> [Task directions]: The listing below must be repeated word for word, with its images excluded.

─── Material supplied

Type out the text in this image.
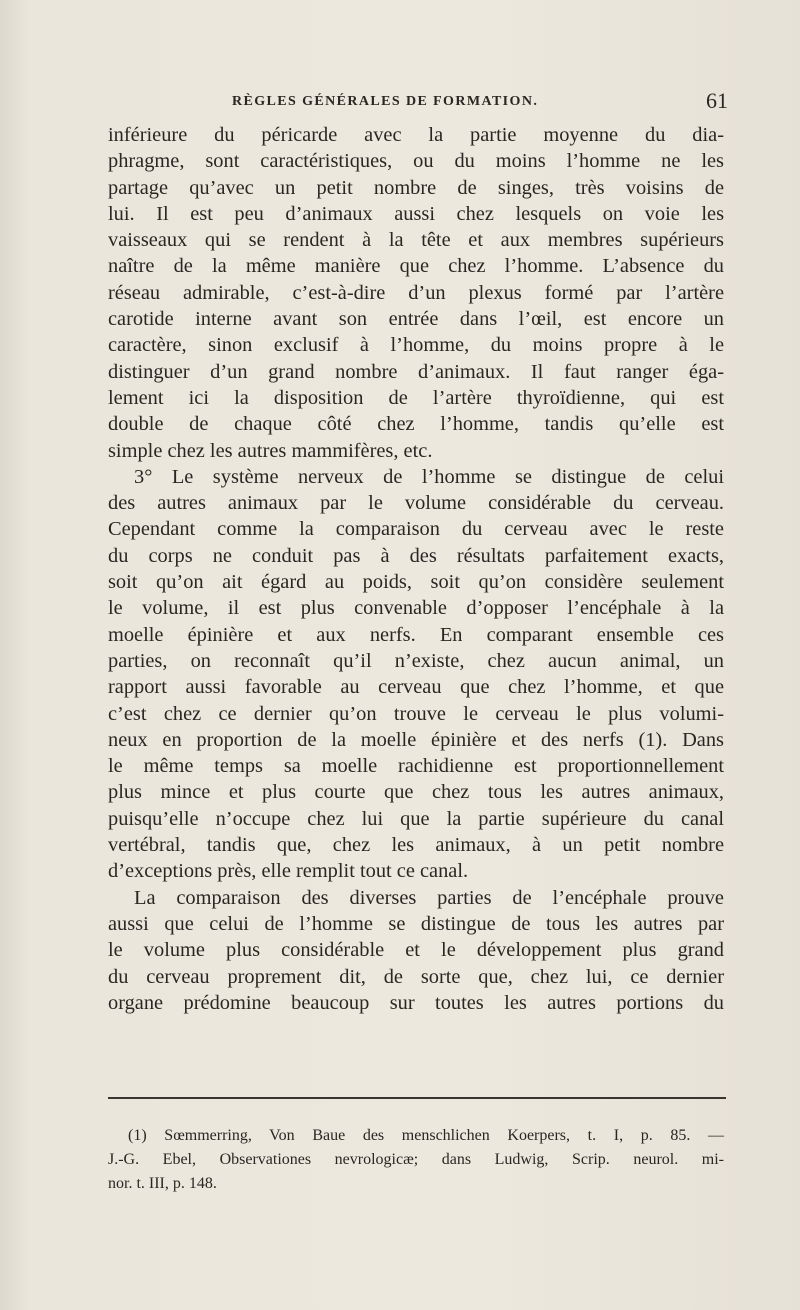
RÈGLES GÉNÉRALES DE FORMATION.	61
inférieure du péricarde avec la partie moyenne du dia-
phragme, sont caractéristiques, ou du moins l’homme ne les
partage qu’avec un petit nombre de singes, très voisins de
lui. Il est peu d’animaux aussi chez lesquels on voie les
vaisseaux qui se rendent à la tête et aux membres supérieurs
naître de la même manière que chez l’homme. L’absence du
réseau admirable, c’est-à-dire d’un plexus formé par l’artère
carotide interne avant son entrée dans l’œil, est encore un
caractère, sinon exclusif à l’homme, du moins propre à le
distinguer d’un grand nombre d’animaux. Il faut ranger éga-
lement ici la disposition de l’artère thyroïdienne, qui est
double de chaque côté chez l’homme, tandis qu’elle est
simple chez les autres mammifères, etc.
3° Le système nerveux de l’homme se distingue de celui
des autres animaux par le volume considérable du cerveau.
Cependant comme la comparaison du cerveau avec le reste
du corps ne conduit pas à des résultats parfaitement exacts,
soit qu’on ait égard au poids, soit qu’on considère seulement
le volume, il est plus convenable d’opposer l’encéphale à la
moelle épinière et aux nerfs. En comparant ensemble ces
parties, on reconnaît qu’il n’existe, chez aucun animal, un
rapport aussi favorable au cerveau que chez l’homme, et que
c’est chez ce dernier qu’on trouve le cerveau le plus volumi-
neux en proportion de la moelle épinière et des nerfs (1). Dans
le même temps sa moelle rachidienne est proportionnellement
plus mince et plus courte que chez tous les autres animaux,
puisqu’elle n’occupe chez lui que la partie supérieure du canal
vertébral, tandis que, chez les animaux, à un petit nombre
d’exceptions près, elle remplit tout ce canal.
La comparaison des diverses parties de l’encéphale prouve
aussi que celui de l’homme se distingue de tous les autres par
le volume plus considérable et le développement plus grand
du cerveau proprement dit, de sorte que, chez lui, ce dernier
organe prédomine beaucoup sur toutes les autres portions du
(1) Sœmmerring, Von Baue des menschlichen Koerpers, t. I, p. 85. —
J.-G. Ebel, Observationes nevrologicæ; dans Ludwig, Scrip. neurol. mi-
nor. t. III, p. 148.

──────

> [Exercise result]:
Type out the text in this image.
RÈGLES GÉNÉRALES DE FORMATION.	61
inférieure du péricarde avec la partie moyenne du dia-
phragme, sont caractéristiques, ou du moins l’homme ne les
partage qu’avec un petit nombre de singes, très voisins de
lui. Il est peu d’animaux aussi chez lesquels on voie les
vaisseaux qui se rendent à la tête et aux membres supérieurs
naître de la même manière que chez l’homme. L’absence du
réseau admirable, c’est-à-dire d’un plexus formé par l’artère
carotide interne avant son entrée dans l’œil, est encore un
caractère, sinon exclusif à l’homme, du moins propre à le
distinguer d’un grand nombre d’animaux. Il faut ranger éga-
lement ici la disposition de l’artère thyroïdienne, qui est
double de chaque côté chez l’homme, tandis qu’elle est
simple chez les autres mammifères, etc.
3° Le système nerveux de l’homme se distingue de celui
des autres animaux par le volume considérable du cerveau.
Cependant comme la comparaison du cerveau avec le reste
du corps ne conduit pas à des résultats parfaitement exacts,
soit qu’on ait égard au poids, soit qu’on considère seulement
le volume, il est plus convenable d’opposer l’encéphale à la
moelle épinière et aux nerfs. En comparant ensemble ces
parties, on reconnaît qu’il n’existe, chez aucun animal, un
rapport aussi favorable au cerveau que chez l’homme, et que
c’est chez ce dernier qu’on trouve le cerveau le plus volumi-
neux en proportion de la moelle épinière et des nerfs (1). Dans
le même temps sa moelle rachidienne est proportionnellement
plus mince et plus courte que chez tous les autres animaux,
puisqu’elle n’occupe chez lui que la partie supérieure du canal
vertébral, tandis que, chez les animaux, à un petit nombre
d’exceptions près, elle remplit tout ce canal.
La comparaison des diverses parties de l’encéphale prouve
aussi que celui de l’homme se distingue de tous les autres par
le volume plus considérable et le développement plus grand
du cerveau proprement dit, de sorte que, chez lui, ce dernier
organe prédomine beaucoup sur toutes les autres portions du
(1) Sœmmerring, Von Baue des menschlichen Koerpers, t. I, p. 85. —
J.-G. Ebel, Observationes nevrologicæ; dans Ludwig, Scrip. neurol. mi-
nor. t. III, p. 148.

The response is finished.